:: GIVEN ENTRIES
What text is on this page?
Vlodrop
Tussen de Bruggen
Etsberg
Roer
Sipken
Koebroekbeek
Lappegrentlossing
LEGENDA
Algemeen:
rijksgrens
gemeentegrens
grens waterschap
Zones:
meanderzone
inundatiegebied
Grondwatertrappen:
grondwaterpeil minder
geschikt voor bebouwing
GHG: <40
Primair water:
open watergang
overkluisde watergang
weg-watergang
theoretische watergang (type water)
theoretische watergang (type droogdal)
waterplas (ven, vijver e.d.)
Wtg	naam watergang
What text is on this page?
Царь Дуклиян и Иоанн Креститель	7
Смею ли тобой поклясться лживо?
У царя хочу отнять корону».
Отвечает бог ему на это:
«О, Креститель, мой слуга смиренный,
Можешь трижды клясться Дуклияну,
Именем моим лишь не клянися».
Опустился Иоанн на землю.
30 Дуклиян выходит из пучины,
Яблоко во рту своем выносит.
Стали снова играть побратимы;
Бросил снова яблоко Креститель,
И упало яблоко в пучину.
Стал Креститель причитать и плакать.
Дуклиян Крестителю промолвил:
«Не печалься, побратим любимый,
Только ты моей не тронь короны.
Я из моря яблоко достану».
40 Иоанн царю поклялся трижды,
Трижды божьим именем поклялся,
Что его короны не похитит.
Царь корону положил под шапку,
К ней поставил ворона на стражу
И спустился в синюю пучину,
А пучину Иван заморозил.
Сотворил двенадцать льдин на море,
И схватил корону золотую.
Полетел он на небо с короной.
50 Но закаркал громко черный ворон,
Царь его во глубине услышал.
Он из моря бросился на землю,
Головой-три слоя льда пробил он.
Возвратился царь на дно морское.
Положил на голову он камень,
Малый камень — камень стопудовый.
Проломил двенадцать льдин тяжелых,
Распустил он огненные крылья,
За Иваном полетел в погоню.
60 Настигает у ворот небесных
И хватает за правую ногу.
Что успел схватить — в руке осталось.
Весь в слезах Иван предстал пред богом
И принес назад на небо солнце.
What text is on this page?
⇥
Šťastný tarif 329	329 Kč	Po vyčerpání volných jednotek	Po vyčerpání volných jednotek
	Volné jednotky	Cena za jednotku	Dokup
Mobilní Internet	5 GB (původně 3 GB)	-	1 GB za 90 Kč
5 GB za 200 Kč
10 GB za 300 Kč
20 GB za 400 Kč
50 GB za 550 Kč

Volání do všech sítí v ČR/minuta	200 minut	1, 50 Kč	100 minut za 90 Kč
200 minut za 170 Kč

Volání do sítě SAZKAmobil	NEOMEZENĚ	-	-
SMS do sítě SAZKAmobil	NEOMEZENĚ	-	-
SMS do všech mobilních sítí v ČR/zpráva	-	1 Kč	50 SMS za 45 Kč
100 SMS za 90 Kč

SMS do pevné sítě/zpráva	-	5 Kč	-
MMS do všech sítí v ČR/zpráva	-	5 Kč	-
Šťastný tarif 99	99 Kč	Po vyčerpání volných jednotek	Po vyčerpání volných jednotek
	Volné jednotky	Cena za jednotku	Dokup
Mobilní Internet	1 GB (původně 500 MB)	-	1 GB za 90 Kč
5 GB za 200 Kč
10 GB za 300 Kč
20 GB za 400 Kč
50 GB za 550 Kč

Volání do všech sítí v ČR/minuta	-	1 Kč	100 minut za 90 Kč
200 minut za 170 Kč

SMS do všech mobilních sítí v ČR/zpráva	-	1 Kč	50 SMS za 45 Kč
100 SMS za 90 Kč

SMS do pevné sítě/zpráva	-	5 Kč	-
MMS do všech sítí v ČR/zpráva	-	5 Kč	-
::::
In the records above, locate every line with the string "jednotek" and copy it.

- **RESULT OF THE EXERCISE**:
Šťastný tarif 329	329 Kč	Po vyčerpání volných jednotek	Po vyčerpání volných jednotek
Šťastný tarif 99	99 Kč	Po vyčerpání volných jednotek	Po vyčerpání volných jednotek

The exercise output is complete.